Task brief ->
In the listing that follows, how many lines contain "code"? Give the number only.

Extracted records ->
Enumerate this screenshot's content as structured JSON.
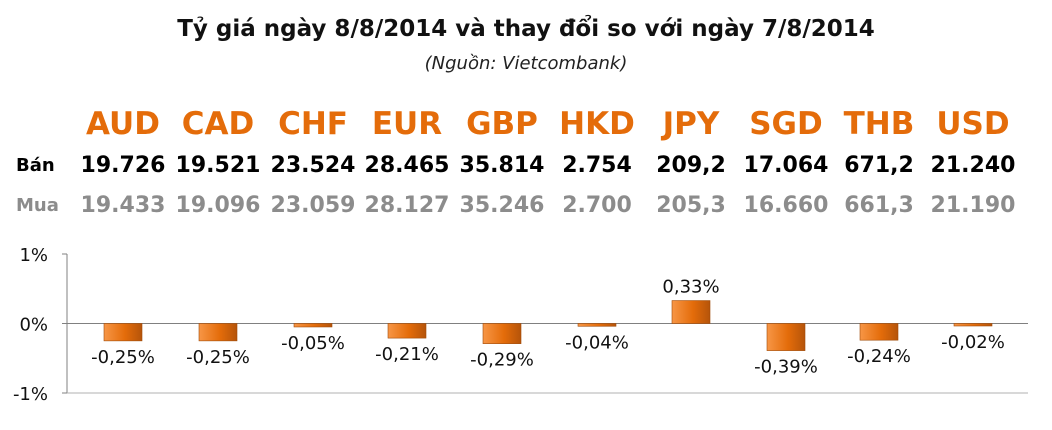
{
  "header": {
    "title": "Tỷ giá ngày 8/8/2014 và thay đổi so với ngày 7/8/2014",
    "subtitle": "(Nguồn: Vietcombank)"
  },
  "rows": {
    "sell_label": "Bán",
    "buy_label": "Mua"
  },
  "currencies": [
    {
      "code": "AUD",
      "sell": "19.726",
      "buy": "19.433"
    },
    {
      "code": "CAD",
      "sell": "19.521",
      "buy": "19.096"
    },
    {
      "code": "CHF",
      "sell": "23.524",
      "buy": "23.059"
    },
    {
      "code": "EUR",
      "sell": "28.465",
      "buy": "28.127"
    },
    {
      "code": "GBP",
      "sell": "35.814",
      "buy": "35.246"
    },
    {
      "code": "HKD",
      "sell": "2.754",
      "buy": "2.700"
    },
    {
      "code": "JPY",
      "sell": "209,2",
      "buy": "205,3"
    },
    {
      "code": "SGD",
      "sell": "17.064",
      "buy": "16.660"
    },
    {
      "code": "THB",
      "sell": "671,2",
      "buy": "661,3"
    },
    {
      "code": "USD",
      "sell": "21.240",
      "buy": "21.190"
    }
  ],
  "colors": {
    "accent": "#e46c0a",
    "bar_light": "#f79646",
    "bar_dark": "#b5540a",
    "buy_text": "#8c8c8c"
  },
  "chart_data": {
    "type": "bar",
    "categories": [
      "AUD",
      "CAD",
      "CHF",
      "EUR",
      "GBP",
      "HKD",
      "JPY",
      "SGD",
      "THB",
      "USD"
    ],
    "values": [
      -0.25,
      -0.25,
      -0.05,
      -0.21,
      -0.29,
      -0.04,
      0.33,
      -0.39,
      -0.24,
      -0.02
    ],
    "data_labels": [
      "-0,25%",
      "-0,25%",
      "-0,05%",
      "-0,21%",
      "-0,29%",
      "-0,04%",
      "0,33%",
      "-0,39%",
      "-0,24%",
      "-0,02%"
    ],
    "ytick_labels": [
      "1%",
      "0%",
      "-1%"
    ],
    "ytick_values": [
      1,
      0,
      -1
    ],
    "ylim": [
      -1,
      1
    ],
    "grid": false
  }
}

In response ->
10